--- DATA FOR THIS EXERCISE ---
════════════════

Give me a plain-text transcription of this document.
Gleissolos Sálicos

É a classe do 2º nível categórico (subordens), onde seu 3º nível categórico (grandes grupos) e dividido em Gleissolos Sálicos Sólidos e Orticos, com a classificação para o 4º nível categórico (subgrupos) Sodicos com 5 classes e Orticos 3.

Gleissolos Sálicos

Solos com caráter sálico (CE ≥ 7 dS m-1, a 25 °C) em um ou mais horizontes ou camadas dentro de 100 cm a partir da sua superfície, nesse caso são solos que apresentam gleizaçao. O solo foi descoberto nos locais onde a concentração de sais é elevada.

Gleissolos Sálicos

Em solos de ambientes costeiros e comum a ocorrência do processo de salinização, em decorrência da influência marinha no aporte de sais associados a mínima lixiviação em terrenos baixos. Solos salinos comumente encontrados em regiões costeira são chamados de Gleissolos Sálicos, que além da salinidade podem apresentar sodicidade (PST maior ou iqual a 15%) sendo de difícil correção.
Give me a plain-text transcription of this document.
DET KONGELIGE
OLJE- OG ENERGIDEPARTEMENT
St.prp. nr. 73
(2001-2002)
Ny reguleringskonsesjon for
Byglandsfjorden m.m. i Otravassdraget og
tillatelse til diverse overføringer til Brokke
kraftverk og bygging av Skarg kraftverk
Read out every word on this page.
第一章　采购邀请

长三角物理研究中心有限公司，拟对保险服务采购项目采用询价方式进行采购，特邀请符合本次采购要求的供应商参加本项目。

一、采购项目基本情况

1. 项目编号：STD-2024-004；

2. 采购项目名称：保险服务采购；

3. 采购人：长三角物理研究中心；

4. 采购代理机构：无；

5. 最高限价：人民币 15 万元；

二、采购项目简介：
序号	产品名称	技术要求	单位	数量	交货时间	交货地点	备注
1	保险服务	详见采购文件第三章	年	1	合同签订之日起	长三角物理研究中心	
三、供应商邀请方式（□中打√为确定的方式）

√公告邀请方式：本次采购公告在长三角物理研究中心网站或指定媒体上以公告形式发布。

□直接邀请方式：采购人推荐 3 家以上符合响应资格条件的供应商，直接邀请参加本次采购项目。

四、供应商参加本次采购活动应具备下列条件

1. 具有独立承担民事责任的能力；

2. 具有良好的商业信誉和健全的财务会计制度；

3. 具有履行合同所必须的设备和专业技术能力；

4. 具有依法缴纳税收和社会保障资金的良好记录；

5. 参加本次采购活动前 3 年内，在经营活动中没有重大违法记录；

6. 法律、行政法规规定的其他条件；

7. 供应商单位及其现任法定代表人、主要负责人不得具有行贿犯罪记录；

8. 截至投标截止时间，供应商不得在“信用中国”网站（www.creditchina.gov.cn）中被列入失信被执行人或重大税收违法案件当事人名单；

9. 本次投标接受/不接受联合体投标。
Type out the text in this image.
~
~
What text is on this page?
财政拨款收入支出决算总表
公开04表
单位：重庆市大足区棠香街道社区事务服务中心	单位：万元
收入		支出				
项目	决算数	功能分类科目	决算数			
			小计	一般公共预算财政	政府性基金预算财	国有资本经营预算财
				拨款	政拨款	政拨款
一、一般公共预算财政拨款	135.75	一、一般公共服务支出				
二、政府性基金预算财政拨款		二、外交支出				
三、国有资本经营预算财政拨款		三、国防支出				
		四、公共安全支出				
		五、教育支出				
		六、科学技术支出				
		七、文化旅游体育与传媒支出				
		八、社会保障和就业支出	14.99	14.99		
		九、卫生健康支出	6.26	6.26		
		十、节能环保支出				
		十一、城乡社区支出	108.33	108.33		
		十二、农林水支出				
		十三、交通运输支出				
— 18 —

════════════════

--- REQUIRED TASK ---
State only the number of lines in these entries that contain "sais".

--- EXERCISE RESPONSE ---
2